— Begin Material —
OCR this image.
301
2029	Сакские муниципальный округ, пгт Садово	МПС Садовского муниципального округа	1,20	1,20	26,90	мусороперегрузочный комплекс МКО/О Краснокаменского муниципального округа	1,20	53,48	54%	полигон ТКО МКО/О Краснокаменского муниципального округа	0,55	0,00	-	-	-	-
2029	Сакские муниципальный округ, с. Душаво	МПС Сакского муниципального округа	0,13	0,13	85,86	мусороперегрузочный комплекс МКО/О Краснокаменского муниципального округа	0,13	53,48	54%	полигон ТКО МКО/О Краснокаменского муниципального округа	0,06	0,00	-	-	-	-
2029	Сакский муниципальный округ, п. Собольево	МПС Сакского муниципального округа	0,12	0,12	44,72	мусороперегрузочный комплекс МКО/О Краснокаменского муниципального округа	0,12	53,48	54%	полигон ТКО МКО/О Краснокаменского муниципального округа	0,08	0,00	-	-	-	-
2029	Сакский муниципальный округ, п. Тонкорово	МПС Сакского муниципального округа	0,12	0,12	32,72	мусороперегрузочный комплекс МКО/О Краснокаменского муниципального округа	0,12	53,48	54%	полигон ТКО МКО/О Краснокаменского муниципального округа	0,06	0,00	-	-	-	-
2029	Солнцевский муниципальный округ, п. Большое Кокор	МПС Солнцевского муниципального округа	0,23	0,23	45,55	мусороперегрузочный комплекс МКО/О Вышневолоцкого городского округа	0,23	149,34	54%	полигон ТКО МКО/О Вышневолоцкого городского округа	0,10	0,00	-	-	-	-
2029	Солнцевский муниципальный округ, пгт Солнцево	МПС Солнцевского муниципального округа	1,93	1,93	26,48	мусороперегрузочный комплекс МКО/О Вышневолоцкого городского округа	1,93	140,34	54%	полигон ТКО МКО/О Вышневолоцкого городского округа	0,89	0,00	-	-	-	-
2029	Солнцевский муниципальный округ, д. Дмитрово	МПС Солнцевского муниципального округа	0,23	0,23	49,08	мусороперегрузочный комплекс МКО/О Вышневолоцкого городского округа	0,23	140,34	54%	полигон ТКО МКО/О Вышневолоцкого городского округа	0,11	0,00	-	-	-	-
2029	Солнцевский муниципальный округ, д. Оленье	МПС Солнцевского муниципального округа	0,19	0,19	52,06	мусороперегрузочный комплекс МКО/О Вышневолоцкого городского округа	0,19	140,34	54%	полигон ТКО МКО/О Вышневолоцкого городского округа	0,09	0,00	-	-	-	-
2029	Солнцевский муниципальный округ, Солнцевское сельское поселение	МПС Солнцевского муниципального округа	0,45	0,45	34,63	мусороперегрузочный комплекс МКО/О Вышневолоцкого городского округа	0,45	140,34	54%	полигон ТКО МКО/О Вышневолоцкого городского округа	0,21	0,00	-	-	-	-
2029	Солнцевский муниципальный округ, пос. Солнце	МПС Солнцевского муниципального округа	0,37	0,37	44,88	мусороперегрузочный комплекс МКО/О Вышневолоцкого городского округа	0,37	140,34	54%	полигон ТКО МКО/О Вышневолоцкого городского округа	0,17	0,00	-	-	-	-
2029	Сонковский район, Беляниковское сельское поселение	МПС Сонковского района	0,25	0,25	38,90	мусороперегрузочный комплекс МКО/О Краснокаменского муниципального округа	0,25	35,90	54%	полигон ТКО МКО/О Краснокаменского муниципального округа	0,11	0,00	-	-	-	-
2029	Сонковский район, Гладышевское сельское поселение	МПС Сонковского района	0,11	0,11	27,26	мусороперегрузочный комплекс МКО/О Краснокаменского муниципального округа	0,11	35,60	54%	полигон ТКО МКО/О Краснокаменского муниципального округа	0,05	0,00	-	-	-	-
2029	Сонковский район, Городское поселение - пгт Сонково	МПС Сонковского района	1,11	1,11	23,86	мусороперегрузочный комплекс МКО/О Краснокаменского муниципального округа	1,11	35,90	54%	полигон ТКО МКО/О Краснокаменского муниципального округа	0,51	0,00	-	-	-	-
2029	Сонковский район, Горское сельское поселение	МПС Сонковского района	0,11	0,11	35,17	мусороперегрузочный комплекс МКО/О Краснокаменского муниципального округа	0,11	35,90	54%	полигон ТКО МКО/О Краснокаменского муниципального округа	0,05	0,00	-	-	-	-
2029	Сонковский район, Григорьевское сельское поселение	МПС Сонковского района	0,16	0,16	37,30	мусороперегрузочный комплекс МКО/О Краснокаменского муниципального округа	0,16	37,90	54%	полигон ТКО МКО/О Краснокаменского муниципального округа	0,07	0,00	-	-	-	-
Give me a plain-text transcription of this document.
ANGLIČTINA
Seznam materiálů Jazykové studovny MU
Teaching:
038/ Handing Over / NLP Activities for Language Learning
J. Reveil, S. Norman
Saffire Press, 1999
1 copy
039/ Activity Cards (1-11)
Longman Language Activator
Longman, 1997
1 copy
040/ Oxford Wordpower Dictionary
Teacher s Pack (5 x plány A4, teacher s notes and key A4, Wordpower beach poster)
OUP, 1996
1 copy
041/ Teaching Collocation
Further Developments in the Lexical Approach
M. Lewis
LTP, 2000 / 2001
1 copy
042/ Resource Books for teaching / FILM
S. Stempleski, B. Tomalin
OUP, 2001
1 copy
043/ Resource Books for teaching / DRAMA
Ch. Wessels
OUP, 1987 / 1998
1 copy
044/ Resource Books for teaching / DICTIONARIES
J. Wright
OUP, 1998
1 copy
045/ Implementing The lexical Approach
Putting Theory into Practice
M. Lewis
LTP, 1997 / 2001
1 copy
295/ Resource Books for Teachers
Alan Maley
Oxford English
— End Material —
● Problem: Show every line from the entries above in which the word "Books" appears.

● Exercise solution:
042/ Resource Books for teaching / FILM
043/ Resource Books for teaching / DRAMA
044/ Resource Books for teaching / DICTIONARIES
295/ Resource Books for Teachers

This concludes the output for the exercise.